:: SET TASK ::
Return every record exactly as written.

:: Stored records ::
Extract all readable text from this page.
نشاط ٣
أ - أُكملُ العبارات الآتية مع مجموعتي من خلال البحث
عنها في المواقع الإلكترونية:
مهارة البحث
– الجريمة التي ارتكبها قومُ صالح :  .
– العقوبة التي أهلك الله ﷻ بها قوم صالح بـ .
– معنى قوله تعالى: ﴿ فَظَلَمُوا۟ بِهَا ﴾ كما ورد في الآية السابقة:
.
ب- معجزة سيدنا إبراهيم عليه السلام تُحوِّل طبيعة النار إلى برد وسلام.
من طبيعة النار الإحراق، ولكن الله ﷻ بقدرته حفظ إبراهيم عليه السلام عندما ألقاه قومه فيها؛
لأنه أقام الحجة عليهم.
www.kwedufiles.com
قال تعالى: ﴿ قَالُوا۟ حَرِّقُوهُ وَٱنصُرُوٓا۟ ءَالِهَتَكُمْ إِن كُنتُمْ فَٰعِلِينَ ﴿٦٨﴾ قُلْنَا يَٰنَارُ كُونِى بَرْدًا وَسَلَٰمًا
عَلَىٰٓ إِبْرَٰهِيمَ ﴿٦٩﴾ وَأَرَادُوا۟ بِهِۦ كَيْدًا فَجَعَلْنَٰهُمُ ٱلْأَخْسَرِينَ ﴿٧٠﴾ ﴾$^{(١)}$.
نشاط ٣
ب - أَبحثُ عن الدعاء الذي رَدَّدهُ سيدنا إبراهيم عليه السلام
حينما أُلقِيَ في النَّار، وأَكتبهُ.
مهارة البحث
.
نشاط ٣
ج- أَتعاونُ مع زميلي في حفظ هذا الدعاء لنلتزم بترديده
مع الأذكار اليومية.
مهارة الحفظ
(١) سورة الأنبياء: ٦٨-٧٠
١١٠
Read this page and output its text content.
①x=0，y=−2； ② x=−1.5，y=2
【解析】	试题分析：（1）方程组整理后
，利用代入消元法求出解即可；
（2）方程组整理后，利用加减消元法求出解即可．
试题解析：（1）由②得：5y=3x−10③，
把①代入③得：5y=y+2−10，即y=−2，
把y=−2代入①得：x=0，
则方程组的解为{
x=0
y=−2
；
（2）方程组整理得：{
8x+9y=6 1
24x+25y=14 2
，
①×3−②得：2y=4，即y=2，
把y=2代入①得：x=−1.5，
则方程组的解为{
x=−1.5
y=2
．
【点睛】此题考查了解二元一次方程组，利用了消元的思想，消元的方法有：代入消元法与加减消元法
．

:: CORRECT ANSWER ::
Extract all readable text from this page.
نشاط ٣
أ - أُكملُ العبارات الآتية مع مجموعتي من خلال البحث
عنها في المواقع الإلكترونية:
مهارة البحث
– الجريمة التي ارتكبها قومُ صالح :  .
– العقوبة التي أهلك الله ﷻ بها قوم صالح بـ .
– معنى قوله تعالى: ﴿ فَظَلَمُوا۟ بِهَا ﴾ كما ورد في الآية السابقة:
.
ب- معجزة سيدنا إبراهيم عليه السلام تُحوِّل طبيعة النار إلى برد وسلام.
من طبيعة النار الإحراق، ولكن الله ﷻ بقدرته حفظ إبراهيم عليه السلام عندما ألقاه قومه فيها؛
لأنه أقام الحجة عليهم.
www.kwedufiles.com
قال تعالى: ﴿ قَالُوا۟ حَرِّقُوهُ وَٱنصُرُوٓا۟ ءَالِهَتَكُمْ إِن كُنتُمْ فَٰعِلِينَ ﴿٦٨﴾ قُلْنَا يَٰنَارُ كُونِى بَرْدًا وَسَلَٰمًا
عَلَىٰٓ إِبْرَٰهِيمَ ﴿٦٩﴾ وَأَرَادُوا۟ بِهِۦ كَيْدًا فَجَعَلْنَٰهُمُ ٱلْأَخْسَرِينَ ﴿٧٠﴾ ﴾$^{(١)}$.
نشاط ٣
ب - أَبحثُ عن الدعاء الذي رَدَّدهُ سيدنا إبراهيم عليه السلام
حينما أُلقِيَ في النَّار، وأَكتبهُ.
مهارة البحث
.
نشاط ٣
ج- أَتعاونُ مع زميلي في حفظ هذا الدعاء لنلتزم بترديده
مع الأذكار اليومية.
مهارة الحفظ
(١) سورة الأنبياء: ٦٨-٧٠
١١٠
Read this page and output its text content.
①x=0，y=−2； ② x=−1.5，y=2
【解析】	试题分析：（1）方程组整理后
，利用代入消元法求出解即可；
（2）方程组整理后，利用加减消元法求出解即可．
试题解析：（1）由②得：5y=3x−10③，
把①代入③得：5y=y+2−10，即y=−2，
把y=−2代入①得：x=0，
则方程组的解为{
x=0
y=−2
；
（2）方程组整理得：{
8x+9y=6 1
24x+25y=14 2
，
①×3−②得：2y=4，即y=2，
把y=2代入①得：x=−1.5，
则方程组的解为{
x=−1.5
y=2
．
【点睛】此题考查了解二元一次方程组，利用了消元的思想，消元的方法有：代入消元法与加减消元法
．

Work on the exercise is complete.